[Listings of boxed layout items]
- - - -

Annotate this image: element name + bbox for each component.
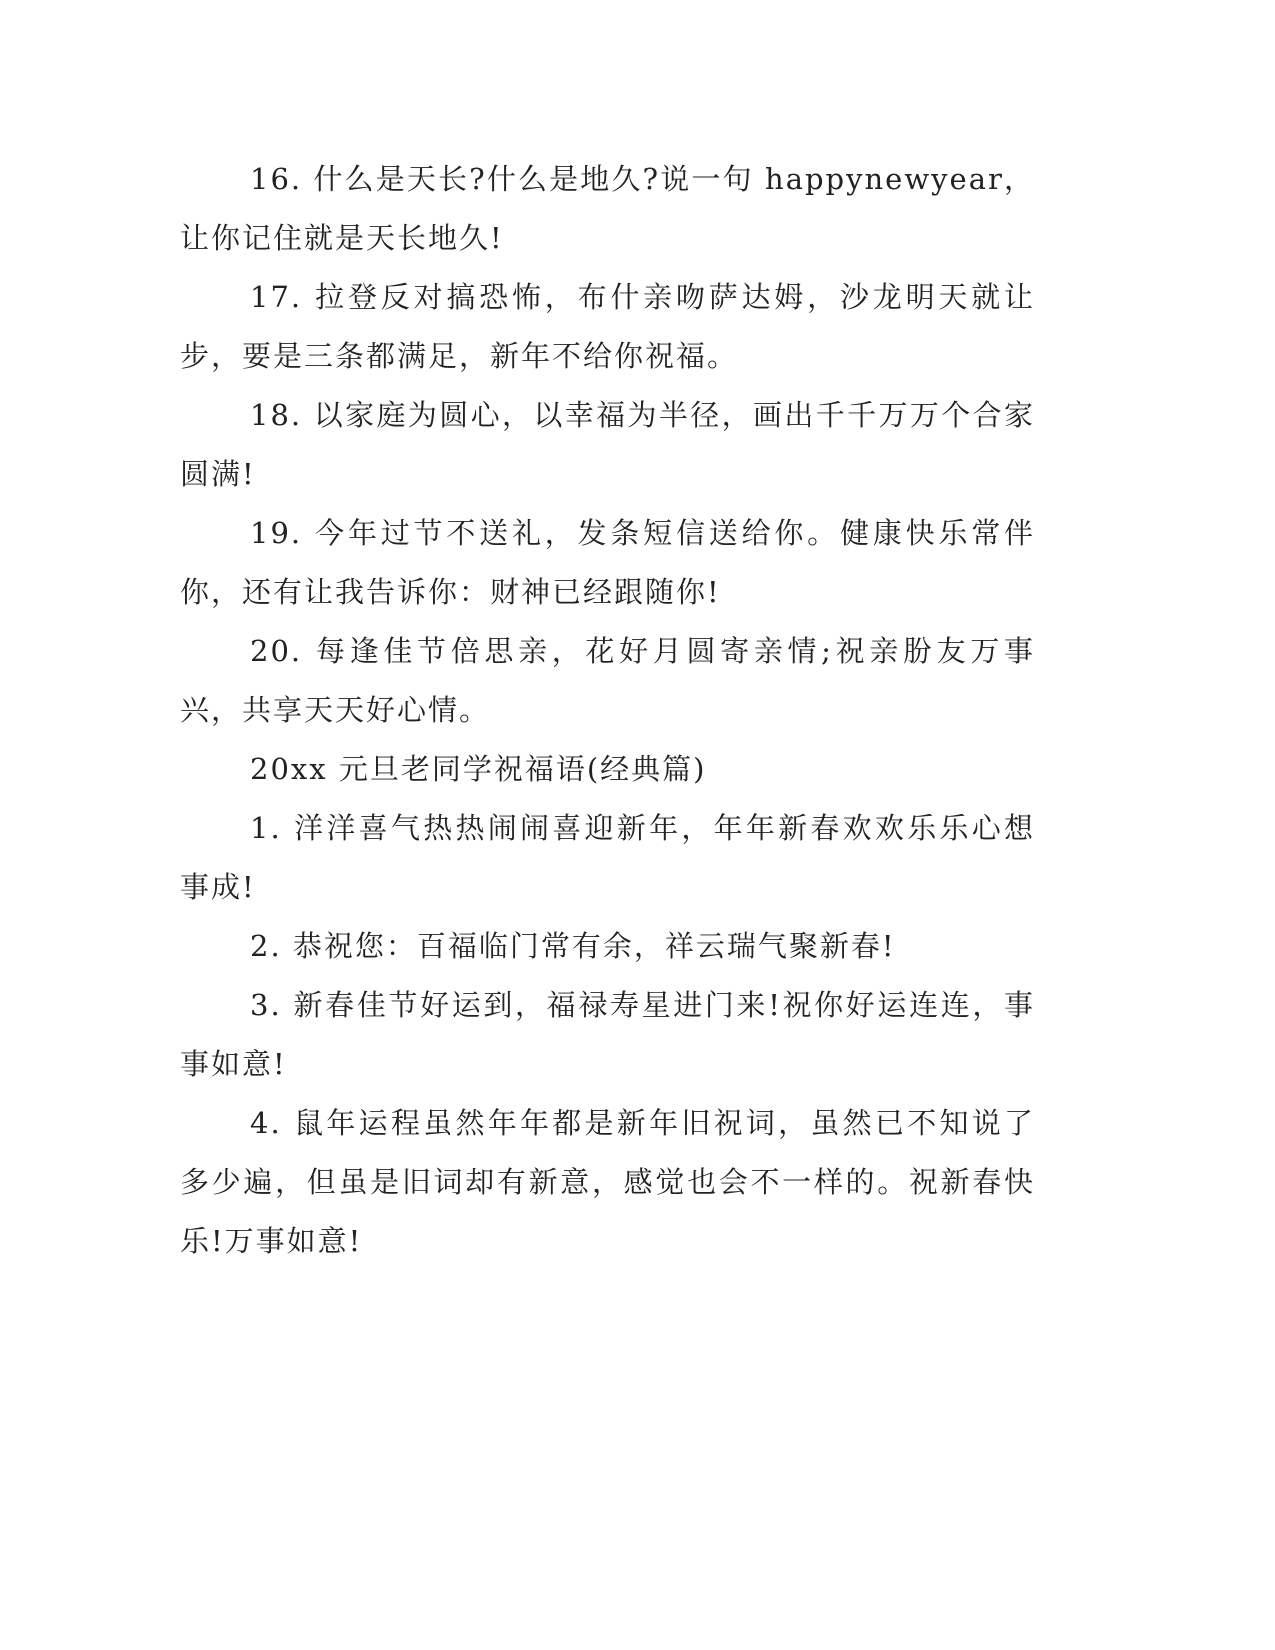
paragraph-19: 19. 今年过节不送礼，发条短信送给你。健康快乐常伴你，还有让我告诉你：财神已经跟随你! xyxy=(180,516,1035,609)
paragraph-2: 2. 恭祝您：百福临门常有余，祥云瑞气聚新春! xyxy=(250,929,896,963)
paragraph-18: 18. 以家庭为圆心，以幸福为半径，画出千千万万个合家圆满! xyxy=(180,398,1035,491)
paragraph-16: 16. 什么是天长?什么是地久?说一句 happynewyear，让你记住就是天长地久! xyxy=(180,162,1035,255)
paragraph-3: 3. 新春佳节好运到，福禄寿星进门来!祝你好运连连，事事如意! xyxy=(180,988,1035,1081)
section-heading: 20xx 元旦老同学祝福语(经典篇) xyxy=(250,752,707,786)
paragraph-20: 20. 每逢佳节倍思亲，花好月圆寄亲情;祝亲朌友万事兴，共享天天好心情。 xyxy=(180,634,1035,727)
document-body xyxy=(180,150,1035,1271)
paragraph-4: 4. 鼠年运程虽然年年都是新年旧祝词，虽然已不知说了多少遍，但虽是旧词却有新意，感觉也会不一样的。祝新春快乐!万事如意! xyxy=(180,1106,1035,1258)
paragraph-17: 17. 拉登反对搞恐怖，布什亲吻萨达姆，沙龙明天就让步，要是三条都满足，新年不给你祝福。 xyxy=(180,280,1035,373)
paragraph-1: 1. 洋洋喜气热热闹闹喜迎新年，年年新春欢欢乐乐心想事成! xyxy=(180,811,1035,904)
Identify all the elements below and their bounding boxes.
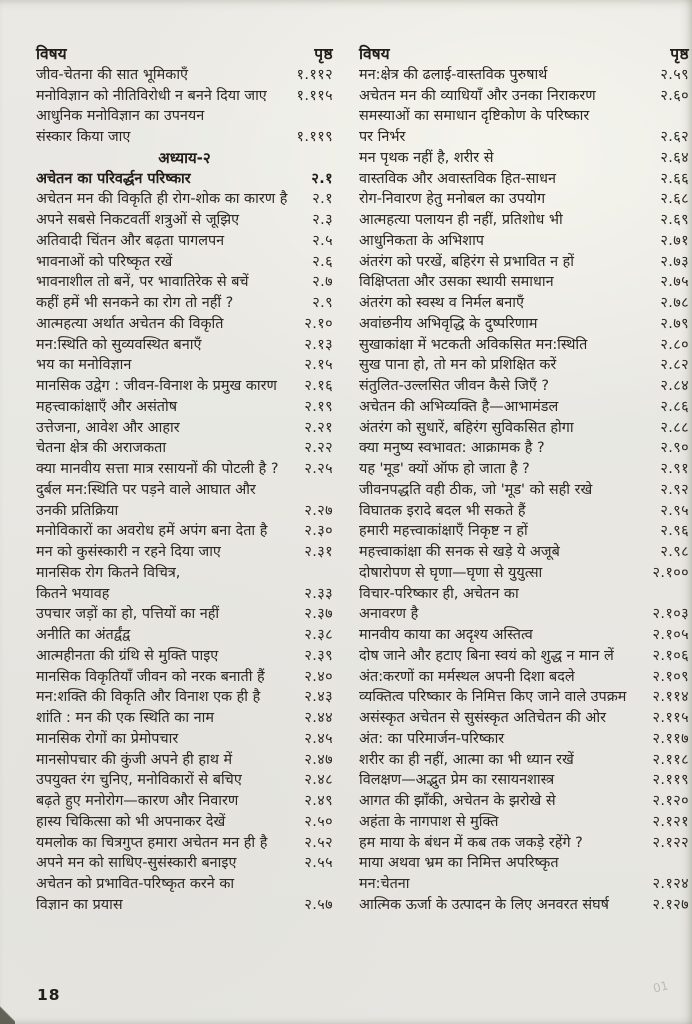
toc-row — [36, 874, 333, 895]
toc-row — [36, 501, 333, 522]
toc-entry-page: २.३३ — [304, 585, 333, 602]
toc-entry-title: महत्त्वाकांक्षाएँ और असंतोष — [36, 398, 178, 415]
toc-row — [36, 480, 333, 501]
toc-entry-page: २.१५ — [304, 357, 333, 374]
toc-entry-title: समस्याओं का समाधान दृष्टिकोण के परिष्कार — [359, 108, 590, 125]
toc-entry-title: हास्य चिकित्सा को भी अपनाकर देखें — [36, 813, 226, 830]
toc-entry-page: २.१०३ — [652, 606, 689, 623]
toc-entry-title: अंतरंग को सुधारें, बहिरंग सुविकसित होगा — [359, 419, 574, 436]
toc-entry-page: २.५२ — [304, 834, 333, 851]
toc-entry-title: अहंता के नागपाश से मुक्ति — [359, 813, 499, 830]
toc-entry-page: २.४३ — [304, 689, 333, 706]
toc-row — [36, 293, 333, 314]
toc-entry-title: बढ़ते हुए मनोरोग—कारण और निवारण — [36, 793, 239, 809]
toc-row — [359, 853, 689, 874]
toc-entry-page: २.७९ — [660, 315, 689, 332]
toc-row — [36, 314, 333, 335]
toc-row — [36, 169, 333, 190]
toc-entry-title: संतुलित-उल्लसित जीवन कैसे जिएँ ? — [359, 378, 550, 394]
toc-entry-title: उत्तेजना, आवेश और आहार — [36, 419, 180, 436]
toc-entry-title: भावनाशील तो बनें, पर भावातिरेक से बचें — [36, 274, 249, 291]
toc-entry-page: २.६४ — [660, 149, 689, 166]
corner-mark: 01 — [651, 978, 670, 996]
toc-row — [359, 376, 689, 397]
toc-row — [36, 750, 333, 771]
toc-entry-title: अपने सबसे निकटवर्ती शत्रुओं से जूझिए — [36, 212, 240, 228]
toc-entry-title: दोषारोपण से घृणा—घृणा से युयुत्सा — [359, 564, 543, 581]
toc-entry-page: २.१०९ — [652, 668, 689, 685]
toc-entry-page: २.७५ — [660, 274, 689, 291]
toc-entry-title: रोग-निवारण हेतु मनोबल का उपयोग — [359, 191, 546, 208]
toc-entry-page: २.१२७ — [652, 896, 689, 913]
toc-row — [36, 770, 333, 791]
toc-entry-page: २.९१ — [660, 461, 689, 477]
toc-row — [36, 708, 333, 729]
toc-entry-page: २.५० — [304, 813, 333, 830]
toc-row — [359, 355, 689, 376]
toc-row — [359, 895, 689, 916]
toc-row — [36, 252, 333, 273]
toc-entry-title: मानसिक रोगों का प्रेमोपचार — [36, 730, 179, 747]
toc-entry-title: सुख पाना हो, तो मन को प्रशिक्षित करें — [359, 357, 557, 374]
toc-entry-title: यमलोक का चित्रगुप्त हमारा अचेतन मन ही है — [36, 834, 268, 851]
toc-entry-title: अचेतन का परिवर्द्धन परिष्कार — [36, 170, 191, 187]
chapter-heading: अध्याय-२ — [158, 148, 211, 167]
toc-page-header: पृष्ठ — [314, 45, 333, 63]
toc-entry-page: २.९२ — [660, 481, 689, 498]
toc-row — [36, 687, 333, 708]
toc-row — [36, 895, 333, 916]
toc-entry-title: अचेतन को प्रभावित-परिष्कृत करने का — [36, 876, 235, 892]
toc-row — [36, 335, 333, 356]
toc-entry-page: २.१०६ — [652, 647, 689, 664]
toc-row — [36, 729, 333, 750]
toc-entry-title: मन:चेतना — [359, 876, 410, 892]
toc-entry-page: २.१० — [304, 315, 333, 332]
toc-entry-title: हमारी महत्त्वाकांक्षाएँ निकृष्ट न हों — [359, 523, 528, 540]
toc-entry-page: २.९८ — [660, 544, 689, 560]
toc-row — [359, 480, 689, 501]
toc-entry-page: २.३० — [304, 523, 333, 540]
toc-row — [359, 169, 689, 190]
toc-row — [359, 584, 689, 605]
toc-entry-title: विक्षिप्तता और उसका स्थायी समाधान — [359, 274, 554, 291]
toc-row — [36, 563, 333, 584]
toc-entry-title: अचेतन की अभिव्यक्ति है—आभामंडल — [359, 398, 559, 415]
toc-entry-title: हम माया के बंधन में कब तक जकड़े रहेंगे ? — [359, 834, 583, 851]
toc-entry-title: संस्कार किया जाए — [36, 129, 131, 145]
toc-entry-title: उनकी प्रतिक्रिया — [36, 502, 119, 519]
toc-row — [359, 667, 689, 688]
toc-entry-title: अतिवादी चिंतन और बढ़ता पागलपन — [36, 232, 225, 249]
toc-entry-page: २.७१ — [660, 232, 689, 249]
toc-page-header: पृष्ठ — [670, 45, 689, 63]
toc-entry-page: २.८६ — [660, 398, 689, 415]
toc-column-left — [36, 44, 333, 916]
toc-row — [359, 729, 689, 750]
toc-entry-page: २.५७ — [304, 896, 333, 913]
toc-entry-page: २.४७ — [304, 751, 333, 768]
toc-entry-title: अचेतन मन की व्याधियाँ और उनका निराकरण — [359, 87, 596, 104]
toc-row — [359, 563, 689, 584]
toc-row — [36, 376, 333, 397]
toc-entry-page: २.४८ — [304, 772, 333, 789]
toc-row — [359, 314, 689, 335]
toc-entry-page: २.१९ — [304, 398, 333, 415]
toc-entry-title: मानसोपचार की कुंजी अपने ही हाथ में — [36, 751, 233, 768]
toc-entry-page: २.११७ — [652, 730, 689, 747]
toc-subject-header: विषय — [36, 45, 67, 63]
toc-row — [36, 127, 333, 148]
toc-entry-title: अचेतन मन की विकृति ही रोग-शोक का कारण है — [36, 191, 288, 208]
toc-entry-page: २.१ — [311, 170, 333, 187]
toc-row — [359, 210, 689, 231]
toc-row — [359, 127, 689, 148]
toc-row — [359, 521, 689, 542]
toc-row — [359, 833, 689, 854]
toc-entry-title: शरीर का ही नहीं, आत्मा का भी ध्यान रखें — [359, 751, 574, 768]
toc-entry-title: मानवीय काया का अदृश्य अस्तित्व — [359, 627, 533, 643]
toc-entry-title: क्या मानवीय सत्ता मात्र रसायनों की पोटली है ? — [36, 461, 279, 477]
toc-entry-page: २.३८ — [304, 627, 333, 643]
toc-row — [36, 397, 333, 418]
toc-entry-title: महत्त्वाकांक्षा की सनक से खड़े ये अजूबे — [359, 544, 560, 560]
toc-row — [359, 708, 689, 729]
toc-entry-page: २.९५ — [660, 502, 689, 519]
toc-row — [36, 86, 333, 107]
toc-row — [359, 252, 689, 273]
toc-entry-page: २.६ — [312, 253, 333, 270]
toc-row — [359, 148, 689, 169]
toc-row — [36, 106, 333, 127]
toc-entry-title: जीव-चेतना की सात भूमिकाएँ — [36, 66, 189, 83]
toc-entry-title: कहीं हमें भी सनकने का रोग तो नहीं ? — [36, 295, 234, 311]
toc-entry-page: २.९६ — [660, 523, 689, 540]
toc-row — [359, 231, 689, 252]
toc-row — [36, 459, 333, 480]
toc-row — [36, 646, 333, 667]
toc-entry-page: २.१२२ — [652, 834, 689, 851]
toc-entry-title: विलक्षण—अद्भुत प्रेम का रसायनशास्त्र — [359, 772, 555, 789]
toc-column-right — [359, 44, 689, 916]
toc-entry-page: २.९ — [312, 295, 333, 311]
toc-row — [359, 687, 689, 708]
toc-entry-page: २.६८ — [660, 191, 689, 208]
toc-row — [359, 604, 689, 625]
toc-entry-title: अनीति का अंतर्द्वंद्व — [36, 627, 131, 643]
toc-row — [359, 625, 689, 646]
toc-row — [359, 86, 689, 107]
toc-entry-page: १.११२ — [296, 66, 333, 83]
toc-row — [359, 272, 689, 293]
toc-row — [359, 646, 689, 667]
toc-entry-page: २.२२ — [304, 440, 333, 457]
page-curl-shadow — [0, 1002, 15, 1024]
toc-row — [359, 459, 689, 480]
toc-row — [36, 625, 333, 646]
toc-row — [359, 65, 689, 86]
toc-entry-page: २.५९ — [660, 66, 689, 83]
toc-row — [359, 812, 689, 833]
toc-entry-page: २.६९ — [660, 212, 689, 228]
toc-entry-title: असंस्कृत अचेतन से सुसंस्कृत अतिचेतन की ओर — [359, 710, 607, 726]
toc-subject-header: विषय — [359, 45, 390, 63]
toc-row — [36, 418, 333, 439]
toc-row — [36, 542, 333, 563]
toc-entry-page: २.६२ — [660, 129, 689, 145]
toc-row — [36, 189, 333, 210]
toc-row — [36, 853, 333, 874]
toc-header-row — [36, 44, 333, 65]
toc-entry-title: मन:शक्ति की विकृति और विनाश एक ही है — [36, 689, 261, 706]
toc-row — [36, 210, 333, 231]
toc-entry-title: मन पृथक नहीं है, शरीर से — [359, 149, 494, 166]
toc-entry-page: २.३९ — [304, 647, 333, 664]
toc-entry-page: २.४५ — [304, 730, 333, 747]
toc-entry-title: उपयुक्त रंग चुनिए, मनोविकारों से बचिए — [36, 772, 242, 789]
toc-entry-page: २.४० — [304, 668, 333, 685]
toc-entry-title: दोष जाने और हटाए बिना स्वयं को शुद्ध न मान लें — [359, 647, 614, 664]
toc-entry-title: आगत की झाँकी, अचेतन के झरोखे से — [359, 793, 556, 809]
toc-row — [36, 355, 333, 376]
toc-entry-page: २.११८ — [652, 751, 689, 768]
toc-entry-page: २.८० — [660, 336, 689, 353]
toc-entry-title: दुर्बल मन:स्थिति पर पड़ने वाले आघात और — [36, 481, 256, 498]
toc-row — [359, 106, 689, 127]
toc-entry-page: २.१२० — [652, 793, 689, 809]
toc-entry-page: २.५५ — [304, 855, 333, 872]
toc-entry-title: मन को कुसंस्कारी न रहने दिया जाए — [36, 544, 221, 560]
toc-entry-title: मनोविकारों का अवरोध हमें अपंग बना देता है — [36, 523, 268, 540]
toc-row — [36, 812, 333, 833]
toc-entry-page: २.१२१ — [652, 813, 689, 830]
toc-entry-title: वास्तविक और अवास्तविक हित-साधन — [359, 170, 557, 187]
toc-entry-page: २.९० — [660, 440, 689, 457]
toc-entry-title: चेतना क्षेत्र की अराजकता — [36, 440, 167, 457]
toc-entry-page: २.१६ — [304, 378, 333, 394]
toc-entry-page: २.७ — [312, 274, 333, 291]
toc-entry-page: २.१२४ — [652, 876, 689, 892]
toc-row — [359, 770, 689, 791]
toc-entry-page: २.४४ — [304, 710, 333, 726]
toc-entry-title: भय का मनोविज्ञान — [36, 357, 132, 374]
toc-entry-page: २.७८ — [660, 295, 689, 311]
toc-entry-title: भावनाओं को परिष्कृत रखें — [36, 253, 173, 270]
toc-entry-title: अंतरंग को स्वस्थ व निर्मल बनाएँ — [359, 295, 524, 311]
toc-entry-page: २.१३ — [304, 336, 333, 353]
toc-entry-page: २.१०० — [652, 564, 689, 581]
toc-entry-title: कितने भयावह — [36, 585, 110, 602]
toc-row — [359, 335, 689, 356]
toc-entry-page: २.१ — [312, 191, 333, 208]
toc-row — [359, 501, 689, 522]
toc-entry-page: १.११५ — [296, 87, 333, 104]
toc-entry-title: मानसिक उद्वेग : जीवन-विनाश के प्रमुख कारण — [36, 378, 277, 394]
toc-entry-title: उपचार जड़ों का हो, पत्तियों का नहीं — [36, 606, 220, 623]
toc-row — [359, 293, 689, 314]
toc-entry-page: १.११९ — [296, 129, 333, 145]
toc-row — [359, 438, 689, 459]
toc-entry-title: माया अथवा भ्रम का निमित्त अपरिष्कृत — [359, 855, 559, 872]
toc-entry-page: २.४९ — [304, 793, 333, 809]
toc-entry-page: २.३ — [312, 212, 333, 228]
toc-row — [359, 397, 689, 418]
toc-entry-page: २.८४ — [660, 378, 689, 394]
toc-entry-page: २.८२ — [660, 357, 689, 374]
toc-row — [359, 874, 689, 895]
toc-entry-title: यह 'मूड' क्यों ऑफ हो जाता है ? — [359, 461, 530, 477]
toc-entry-page: २.२७ — [304, 502, 333, 519]
toc-entry-title: विघातक इरादे बदल भी सकते हैं — [359, 502, 526, 519]
toc-header-row — [359, 44, 689, 65]
toc-row — [359, 189, 689, 210]
toc-entry-title: मन:क्षेत्र की ढलाई-वास्तविक पुरुषार्थ — [359, 66, 548, 83]
toc-entry-title: मानसिक विकृतियाँ जीवन को नरक बनाती हैं — [36, 668, 265, 685]
toc-entry-page: २.१०५ — [652, 627, 689, 643]
toc-entry-title: अनावरण है — [359, 606, 419, 623]
toc-entry-page: २.११४ — [652, 689, 689, 706]
toc-entry-title: सुखाकांक्षा में भटकती अविकसित मन:स्थिति — [359, 336, 588, 353]
toc-entry-title: मनोविज्ञान को नीतिविरोधी न बनने दिया जाए — [36, 87, 267, 104]
toc-entry-title: विचार-परिष्कार ही, अचेतन का — [359, 585, 519, 602]
toc-entry-page: २.६६ — [660, 170, 689, 187]
toc-entry-page: २.११९ — [652, 772, 689, 789]
toc-entry-title: अपने मन को साधिए-सुसंस्कारी बनाइए — [36, 855, 237, 872]
toc-entry-page: २.८८ — [660, 419, 689, 436]
toc-entry-title: आधुनिकता के अभिशाप — [359, 232, 484, 249]
toc-entry-title: आधुनिक मनोविज्ञान का उपनयन — [36, 108, 205, 125]
toc-entry-title: आत्महत्या अर्थात अचेतन की विकृति — [36, 315, 224, 332]
toc-row — [36, 231, 333, 252]
toc-entry-title: जीवनपद्धति वही ठीक, जो 'मूड' को सही रखे — [359, 481, 593, 498]
toc-entry-title: क्या मनुष्य स्वभावत: आक्रामक है ? — [359, 440, 545, 457]
toc-entry-page: २.५ — [312, 232, 333, 249]
toc-entry-page: २.२५ — [304, 461, 333, 477]
toc-entry-title: अंत: का परिमार्जन-परिष्कार — [359, 730, 505, 747]
toc-entry-title: आत्मिक ऊर्जा के उत्पादन के लिए अनवरत संघर्ष — [359, 896, 609, 913]
toc-entry-page: २.६० — [660, 87, 689, 104]
toc-entry-title: अंतरंग को परखें, बहिरंग से प्रभावित न हों — [359, 253, 575, 270]
toc-entry-title: आत्महत्या पलायन ही नहीं, प्रतिशोध भी — [359, 212, 563, 228]
toc-entry-page: २.११५ — [652, 710, 689, 726]
toc-entry-title: अवांछनीय अभिवृद्धि के दुष्परिणाम — [359, 315, 538, 332]
toc-row — [36, 65, 333, 86]
chapter-heading-row — [36, 148, 333, 169]
toc-row — [36, 272, 333, 293]
toc-row — [359, 542, 689, 563]
toc-entry-title: विज्ञान का प्रयास — [36, 896, 123, 913]
toc-entry-title: आत्महीनता की ग्रंथि से मुक्ति पाइए — [36, 647, 219, 664]
toc-row — [359, 791, 689, 812]
toc-row — [36, 521, 333, 542]
toc-row — [36, 604, 333, 625]
toc-entry-page: २.३१ — [304, 544, 333, 560]
toc-entry-page: २.७३ — [660, 253, 689, 270]
toc-row — [359, 750, 689, 771]
toc-row — [36, 438, 333, 459]
toc-entry-title: पर निर्भर — [359, 129, 406, 145]
toc-entry-title: मन:स्थिति को सुव्यवस्थित बनाएँ — [36, 336, 202, 353]
toc-entry-page: २.३७ — [304, 606, 333, 623]
toc-row — [36, 833, 333, 854]
toc-entry-title: अंत:करणों का मर्मस्थल अपनी दिशा बदले — [359, 668, 575, 685]
toc-entry-title: मानसिक रोग कितने विचित्र, — [36, 564, 181, 581]
toc-entry-title: शांति : मन की एक स्थिति का नाम — [36, 710, 214, 726]
page-number: 18 — [37, 986, 61, 1004]
toc-row — [36, 791, 333, 812]
toc-row — [359, 418, 689, 439]
toc-entry-page: २.२१ — [304, 419, 333, 436]
toc-row — [36, 667, 333, 688]
toc-entry-title: व्यक्तित्व परिष्कार के निमित्त किए जाने वाले उपक्रम — [359, 689, 627, 706]
toc-row — [36, 584, 333, 605]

- - - -

*Short task:* Write out the items word for word, starting at the very beginning and ending with the line that contains "Identify all the". Include both of those ends, and leave out the pictures.

*Output:*
Annotate this image: element name + bbox for each component.
paragraph-19: 19. 今年过节不送礼，发条短信送给你。健康快乐常伴你，还有让我告诉你：财神已经跟随你! xyxy=(180,516,1035,609)
paragraph-2: 2. 恭祝您：百福临门常有余，祥云瑞气聚新春! xyxy=(250,929,896,963)
paragraph-18: 18. 以家庭为圆心，以幸福为半径，画出千千万万个合家圆满! xyxy=(180,398,1035,491)
paragraph-16: 16. 什么是天长?什么是地久?说一句 happynewyear，让你记住就是天长地久! xyxy=(180,162,1035,255)
paragraph-3: 3. 新春佳节好运到，福禄寿星进门来!祝你好运连连，事事如意! xyxy=(180,988,1035,1081)
section-heading: 20xx 元旦老同学祝福语(经典篇) xyxy=(250,752,707,786)
paragraph-20: 20. 每逢佳节倍思亲，花好月圆寄亲情;祝亲朌友万事兴，共享天天好心情。 xyxy=(180,634,1035,727)
document-body xyxy=(180,150,1035,1271)
paragraph-4: 4. 鼠年运程虽然年年都是新年旧祝词，虽然已不知说了多少遍，但虽是旧词却有新意，感觉也会不一样的。祝新春快乐!万事如意! xyxy=(180,1106,1035,1258)
paragraph-17: 17. 拉登反对搞恐怖，布什亲吻萨达姆，沙龙明天就让步，要是三条都满足，新年不给你祝福。 xyxy=(180,280,1035,373)
paragraph-1: 1. 洋洋喜气热热闹闹喜迎新年，年年新春欢欢乐乐心想事成! xyxy=(180,811,1035,904)
Identify all the elements below and their bounding boxes.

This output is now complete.